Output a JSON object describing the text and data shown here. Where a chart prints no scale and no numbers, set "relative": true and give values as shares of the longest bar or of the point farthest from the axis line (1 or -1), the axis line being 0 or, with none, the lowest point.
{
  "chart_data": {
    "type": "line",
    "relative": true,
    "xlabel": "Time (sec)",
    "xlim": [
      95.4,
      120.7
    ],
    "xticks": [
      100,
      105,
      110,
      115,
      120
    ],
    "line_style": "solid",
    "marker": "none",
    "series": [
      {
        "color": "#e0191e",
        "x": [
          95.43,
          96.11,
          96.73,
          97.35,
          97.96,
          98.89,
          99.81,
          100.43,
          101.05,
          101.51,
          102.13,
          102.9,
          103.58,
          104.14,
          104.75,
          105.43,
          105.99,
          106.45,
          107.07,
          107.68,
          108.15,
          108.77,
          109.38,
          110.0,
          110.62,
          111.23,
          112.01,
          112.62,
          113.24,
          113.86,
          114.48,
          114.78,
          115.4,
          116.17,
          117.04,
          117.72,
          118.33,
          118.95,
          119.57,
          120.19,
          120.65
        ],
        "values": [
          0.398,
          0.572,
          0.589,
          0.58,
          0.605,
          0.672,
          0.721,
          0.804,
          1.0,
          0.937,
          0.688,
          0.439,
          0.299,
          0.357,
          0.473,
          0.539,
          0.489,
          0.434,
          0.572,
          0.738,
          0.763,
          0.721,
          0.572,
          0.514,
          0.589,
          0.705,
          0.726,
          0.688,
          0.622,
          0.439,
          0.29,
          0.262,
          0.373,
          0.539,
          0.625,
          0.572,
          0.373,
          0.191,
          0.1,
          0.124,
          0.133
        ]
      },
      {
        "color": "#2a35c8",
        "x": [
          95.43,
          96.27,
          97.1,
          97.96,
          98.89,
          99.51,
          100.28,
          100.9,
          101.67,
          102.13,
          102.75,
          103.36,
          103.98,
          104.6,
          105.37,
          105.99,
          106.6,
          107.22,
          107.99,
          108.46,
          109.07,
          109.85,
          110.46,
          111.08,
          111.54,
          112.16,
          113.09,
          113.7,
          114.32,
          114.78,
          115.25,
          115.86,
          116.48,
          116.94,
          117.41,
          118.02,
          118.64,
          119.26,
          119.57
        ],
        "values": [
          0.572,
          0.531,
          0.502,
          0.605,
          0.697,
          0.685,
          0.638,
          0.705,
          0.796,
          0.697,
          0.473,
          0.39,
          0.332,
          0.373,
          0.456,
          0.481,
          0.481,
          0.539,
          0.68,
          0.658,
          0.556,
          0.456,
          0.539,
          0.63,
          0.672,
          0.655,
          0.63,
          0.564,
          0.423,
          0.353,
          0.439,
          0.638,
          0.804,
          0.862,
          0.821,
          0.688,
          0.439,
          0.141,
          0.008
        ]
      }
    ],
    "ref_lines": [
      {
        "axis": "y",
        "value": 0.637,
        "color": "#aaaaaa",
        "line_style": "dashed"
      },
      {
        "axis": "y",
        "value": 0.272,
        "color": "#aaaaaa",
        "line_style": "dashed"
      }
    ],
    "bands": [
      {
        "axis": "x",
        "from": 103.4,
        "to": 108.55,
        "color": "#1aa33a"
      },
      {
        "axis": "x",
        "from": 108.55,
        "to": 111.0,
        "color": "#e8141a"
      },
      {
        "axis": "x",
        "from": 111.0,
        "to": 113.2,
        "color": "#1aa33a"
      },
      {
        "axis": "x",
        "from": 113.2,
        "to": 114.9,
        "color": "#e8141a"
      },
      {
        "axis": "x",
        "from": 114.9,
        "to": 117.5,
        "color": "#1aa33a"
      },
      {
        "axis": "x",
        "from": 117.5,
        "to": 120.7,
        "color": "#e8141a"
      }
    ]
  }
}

-- -- --

BRIEF ::
Reproduce each record exactly as it appears.

SOLUTION TO THIS TASK ::
Output a JSON object describing the text and data shown here. Where a chart prints no scale and no numbers, set "relative": true and give values as shares of the longest bar or of the point farthest from the axis line (1 or -1), the axis line being 0 or, with none, the lowest point.
{
  "chart_data": {
    "type": "line",
    "relative": true,
    "xlabel": "Time (sec)",
    "xlim": [
      95.4,
      120.7
    ],
    "xticks": [
      100,
      105,
      110,
      115,
      120
    ],
    "line_style": "solid",
    "marker": "none",
    "series": [
      {
        "color": "#e0191e",
        "x": [
          95.43,
          96.11,
          96.73,
          97.35,
          97.96,
          98.89,
          99.81,
          100.43,
          101.05,
          101.51,
          102.13,
          102.9,
          103.58,
          104.14,
          104.75,
          105.43,
          105.99,
          106.45,
          107.07,
          107.68,
          108.15,
          108.77,
          109.38,
          110.0,
          110.62,
          111.23,
          112.01,
          112.62,
          113.24,
          113.86,
          114.48,
          114.78,
          115.4,
          116.17,
          117.04,
          117.72,
          118.33,
          118.95,
          119.57,
          120.19,
          120.65
        ],
        "values": [
          0.398,
          0.572,
          0.589,
          0.58,
          0.605,
          0.672,
          0.721,
          0.804,
          1.0,
          0.937,
          0.688,
          0.439,
          0.299,
          0.357,
          0.473,
          0.539,
          0.489,
          0.434,
          0.572,
          0.738,
          0.763,
          0.721,
          0.572,
          0.514,
          0.589,
          0.705,
          0.726,
          0.688,
          0.622,
          0.439,
          0.29,
          0.262,
          0.373,
          0.539,
          0.625,
          0.572,
          0.373,
          0.191,
          0.1,
          0.124,
          0.133
        ]
      },
      {
        "color": "#2a35c8",
        "x": [
          95.43,
          96.27,
          97.1,
          97.96,
          98.89,
          99.51,
          100.28,
          100.9,
          101.67,
          102.13,
          102.75,
          103.36,
          103.98,
          104.6,
          105.37,
          105.99,
          106.6,
          107.22,
          107.99,
          108.46,
          109.07,
          109.85,
          110.46,
          111.08,
          111.54,
          112.16,
          113.09,
          113.7,
          114.32,
          114.78,
          115.25,
          115.86,
          116.48,
          116.94,
          117.41,
          118.02,
          118.64,
          119.26,
          119.57
        ],
        "values": [
          0.572,
          0.531,
          0.502,
          0.605,
          0.697,
          0.685,
          0.638,
          0.705,
          0.796,
          0.697,
          0.473,
          0.39,
          0.332,
          0.373,
          0.456,
          0.481,
          0.481,
          0.539,
          0.68,
          0.658,
          0.556,
          0.456,
          0.539,
          0.63,
          0.672,
          0.655,
          0.63,
          0.564,
          0.423,
          0.353,
          0.439,
          0.638,
          0.804,
          0.862,
          0.821,
          0.688,
          0.439,
          0.141,
          0.008
        ]
      }
    ],
    "ref_lines": [
      {
        "axis": "y",
        "value": 0.637,
        "color": "#aaaaaa",
        "line_style": "dashed"
      },
      {
        "axis": "y",
        "value": 0.272,
        "color": "#aaaaaa",
        "line_style": "dashed"
      }
    ],
    "bands": [
      {
        "axis": "x",
        "from": 103.4,
        "to": 108.55,
        "color": "#1aa33a"
      },
      {
        "axis": "x",
        "from": 108.55,
        "to": 111.0,
        "color": "#e8141a"
      },
      {
        "axis": "x",
        "from": 111.0,
        "to": 113.2,
        "color": "#1aa33a"
      },
      {
        "axis": "x",
        "from": 113.2,
        "to": 114.9,
        "color": "#e8141a"
      },
      {
        "axis": "x",
        "from": 114.9,
        "to": 117.5,
        "color": "#1aa33a"
      },
      {
        "axis": "x",
        "from": 117.5,
        "to": 120.7,
        "color": "#e8141a"
      }
    ]
  }
}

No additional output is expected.